PROMPT:
Identify the lines that contain the string "tenemos", then copy each of them.

Data records

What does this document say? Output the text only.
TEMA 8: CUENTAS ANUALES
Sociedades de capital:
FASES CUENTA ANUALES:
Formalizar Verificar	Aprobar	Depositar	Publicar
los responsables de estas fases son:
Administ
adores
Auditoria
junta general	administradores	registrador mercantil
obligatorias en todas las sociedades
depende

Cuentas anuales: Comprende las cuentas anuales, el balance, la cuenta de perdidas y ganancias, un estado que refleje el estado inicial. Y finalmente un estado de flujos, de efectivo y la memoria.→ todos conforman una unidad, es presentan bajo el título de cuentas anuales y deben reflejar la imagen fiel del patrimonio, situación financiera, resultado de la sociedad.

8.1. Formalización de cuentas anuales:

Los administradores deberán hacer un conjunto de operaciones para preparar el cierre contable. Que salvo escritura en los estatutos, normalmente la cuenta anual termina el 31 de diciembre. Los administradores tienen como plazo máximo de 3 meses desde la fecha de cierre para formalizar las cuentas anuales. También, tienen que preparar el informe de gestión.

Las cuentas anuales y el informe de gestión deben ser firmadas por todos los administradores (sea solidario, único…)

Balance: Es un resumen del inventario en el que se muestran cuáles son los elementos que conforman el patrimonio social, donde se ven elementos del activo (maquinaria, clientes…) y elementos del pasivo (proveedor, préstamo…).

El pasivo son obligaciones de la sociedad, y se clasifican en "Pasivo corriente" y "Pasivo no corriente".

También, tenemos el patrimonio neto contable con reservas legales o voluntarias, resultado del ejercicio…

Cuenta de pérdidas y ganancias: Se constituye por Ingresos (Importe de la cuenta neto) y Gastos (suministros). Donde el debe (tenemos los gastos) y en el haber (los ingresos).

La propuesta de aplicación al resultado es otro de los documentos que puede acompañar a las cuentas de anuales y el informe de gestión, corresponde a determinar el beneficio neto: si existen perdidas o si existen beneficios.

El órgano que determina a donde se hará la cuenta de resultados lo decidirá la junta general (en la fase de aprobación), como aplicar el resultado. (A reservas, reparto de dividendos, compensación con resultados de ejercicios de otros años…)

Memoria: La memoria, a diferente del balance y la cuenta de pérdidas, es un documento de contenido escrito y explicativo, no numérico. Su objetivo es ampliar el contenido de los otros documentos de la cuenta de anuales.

TASK SOLUTION:
También, tenemos el patrimonio neto contable con reservas legales o voluntarias, resultado del ejercicio…
Cuenta de pérdidas y ganancias: Se constituye por Ingresos (Importe de la cuenta neto) y Gastos (suministros). Donde el debe (tenemos los gastos) y en el haber (los ingresos).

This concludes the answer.